__Input records__
"""

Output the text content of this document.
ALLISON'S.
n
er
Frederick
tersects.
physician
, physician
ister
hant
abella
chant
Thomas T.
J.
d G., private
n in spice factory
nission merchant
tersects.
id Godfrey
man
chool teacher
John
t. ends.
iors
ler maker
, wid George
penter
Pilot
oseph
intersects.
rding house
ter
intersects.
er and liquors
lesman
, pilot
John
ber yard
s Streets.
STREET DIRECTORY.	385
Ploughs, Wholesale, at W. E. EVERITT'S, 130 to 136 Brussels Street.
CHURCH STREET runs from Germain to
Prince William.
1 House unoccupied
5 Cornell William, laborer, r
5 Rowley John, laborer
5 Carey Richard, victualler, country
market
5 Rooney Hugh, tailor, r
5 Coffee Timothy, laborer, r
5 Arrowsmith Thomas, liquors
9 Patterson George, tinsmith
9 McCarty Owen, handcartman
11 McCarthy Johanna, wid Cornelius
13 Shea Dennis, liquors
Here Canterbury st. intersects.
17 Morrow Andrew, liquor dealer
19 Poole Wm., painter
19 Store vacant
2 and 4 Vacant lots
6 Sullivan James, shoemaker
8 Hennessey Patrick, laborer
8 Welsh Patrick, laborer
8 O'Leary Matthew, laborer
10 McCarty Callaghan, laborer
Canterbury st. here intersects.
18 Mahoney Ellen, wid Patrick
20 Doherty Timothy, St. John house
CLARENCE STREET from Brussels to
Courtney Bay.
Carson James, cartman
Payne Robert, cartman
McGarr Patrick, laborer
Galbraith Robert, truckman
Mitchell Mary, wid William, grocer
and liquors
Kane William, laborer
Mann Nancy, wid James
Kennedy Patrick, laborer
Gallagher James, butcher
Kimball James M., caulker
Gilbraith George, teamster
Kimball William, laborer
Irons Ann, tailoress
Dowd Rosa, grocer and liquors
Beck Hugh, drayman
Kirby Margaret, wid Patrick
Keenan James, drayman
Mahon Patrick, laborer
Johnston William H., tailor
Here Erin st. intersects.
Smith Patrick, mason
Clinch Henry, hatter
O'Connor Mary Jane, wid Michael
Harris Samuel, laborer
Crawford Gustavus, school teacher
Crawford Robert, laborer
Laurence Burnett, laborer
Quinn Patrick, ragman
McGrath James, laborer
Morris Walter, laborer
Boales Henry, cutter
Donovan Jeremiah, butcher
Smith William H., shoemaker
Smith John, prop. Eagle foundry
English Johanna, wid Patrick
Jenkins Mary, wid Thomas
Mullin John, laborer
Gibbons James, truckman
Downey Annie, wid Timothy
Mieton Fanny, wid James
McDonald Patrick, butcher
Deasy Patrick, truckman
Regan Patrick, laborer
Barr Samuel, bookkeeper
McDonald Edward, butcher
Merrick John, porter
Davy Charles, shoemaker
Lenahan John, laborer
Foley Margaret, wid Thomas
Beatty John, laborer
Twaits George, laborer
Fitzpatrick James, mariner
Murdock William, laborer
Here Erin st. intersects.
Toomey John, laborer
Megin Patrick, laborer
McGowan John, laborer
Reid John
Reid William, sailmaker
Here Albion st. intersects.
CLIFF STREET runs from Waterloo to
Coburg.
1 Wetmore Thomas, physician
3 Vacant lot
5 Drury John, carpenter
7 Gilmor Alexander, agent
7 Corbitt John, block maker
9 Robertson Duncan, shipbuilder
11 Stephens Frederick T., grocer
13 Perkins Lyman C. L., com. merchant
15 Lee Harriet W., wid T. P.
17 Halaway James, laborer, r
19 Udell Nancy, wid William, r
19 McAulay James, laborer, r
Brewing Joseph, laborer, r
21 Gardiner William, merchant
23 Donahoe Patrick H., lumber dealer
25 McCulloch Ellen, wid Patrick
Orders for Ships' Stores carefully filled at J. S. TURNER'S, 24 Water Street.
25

"""

__Problem statement__
Please output the complete data exactly.

__Finished task__
Output the text content of this document.
ALLISON'S.
n
er
Frederick
tersects.
physician
, physician
ister
hant
abella
chant
Thomas T.
J.
d G., private
n in spice factory
nission merchant
tersects.
id Godfrey
man
chool teacher
John
t. ends.
iors
ler maker
, wid George
penter
Pilot
oseph
intersects.
rding house
ter
intersects.
er and liquors
lesman
, pilot
John
ber yard
s Streets.
STREET DIRECTORY.	385
Ploughs, Wholesale, at W. E. EVERITT'S, 130 to 136 Brussels Street.
CHURCH STREET runs from Germain to
Prince William.
1 House unoccupied
5 Cornell William, laborer, r
5 Rowley John, laborer
5 Carey Richard, victualler, country
market
5 Rooney Hugh, tailor, r
5 Coffee Timothy, laborer, r
5 Arrowsmith Thomas, liquors
9 Patterson George, tinsmith
9 McCarty Owen, handcartman
11 McCarthy Johanna, wid Cornelius
13 Shea Dennis, liquors
Here Canterbury st. intersects.
17 Morrow Andrew, liquor dealer
19 Poole Wm., painter
19 Store vacant
2 and 4 Vacant lots
6 Sullivan James, shoemaker
8 Hennessey Patrick, laborer
8 Welsh Patrick, laborer
8 O'Leary Matthew, laborer
10 McCarty Callaghan, laborer
Canterbury st. here intersects.
18 Mahoney Ellen, wid Patrick
20 Doherty Timothy, St. John house
CLARENCE STREET from Brussels to
Courtney Bay.
Carson James, cartman
Payne Robert, cartman
McGarr Patrick, laborer
Galbraith Robert, truckman
Mitchell Mary, wid William, grocer
and liquors
Kane William, laborer
Mann Nancy, wid James
Kennedy Patrick, laborer
Gallagher James, butcher
Kimball James M., caulker
Gilbraith George, teamster
Kimball William, laborer
Irons Ann, tailoress
Dowd Rosa, grocer and liquors
Beck Hugh, drayman
Kirby Margaret, wid Patrick
Keenan James, drayman
Mahon Patrick, laborer
Johnston William H., tailor
Here Erin st. intersects.
Smith Patrick, mason
Clinch Henry, hatter
O'Connor Mary Jane, wid Michael
Harris Samuel, laborer
Crawford Gustavus, school teacher
Crawford Robert, laborer
Laurence Burnett, laborer
Quinn Patrick, ragman
McGrath James, laborer
Morris Walter, laborer
Boales Henry, cutter
Donovan Jeremiah, butcher
Smith William H., shoemaker
Smith John, prop. Eagle foundry
English Johanna, wid Patrick
Jenkins Mary, wid Thomas
Mullin John, laborer
Gibbons James, truckman
Downey Annie, wid Timothy
Mieton Fanny, wid James
McDonald Patrick, butcher
Deasy Patrick, truckman
Regan Patrick, laborer
Barr Samuel, bookkeeper
McDonald Edward, butcher
Merrick John, porter
Davy Charles, shoemaker
Lenahan John, laborer
Foley Margaret, wid Thomas
Beatty John, laborer
Twaits George, laborer
Fitzpatrick James, mariner
Murdock William, laborer
Here Erin st. intersects.
Toomey John, laborer
Megin Patrick, laborer
McGowan John, laborer
Reid John
Reid William, sailmaker
Here Albion st. intersects.
CLIFF STREET runs from Waterloo to
Coburg.
1 Wetmore Thomas, physician
3 Vacant lot
5 Drury John, carpenter
7 Gilmor Alexander, agent
7 Corbitt John, block maker
9 Robertson Duncan, shipbuilder
11 Stephens Frederick T., grocer
13 Perkins Lyman C. L., com. merchant
15 Lee Harriet W., wid T. P.
17 Halaway James, laborer, r
19 Udell Nancy, wid William, r
19 McAulay James, laborer, r
Brewing Joseph, laborer, r
21 Gardiner William, merchant
23 Donahoe Patrick H., lumber dealer
25 McCulloch Ellen, wid Patrick
Orders for Ships' Stores carefully filled at J. S. TURNER'S, 24 Water Street.
25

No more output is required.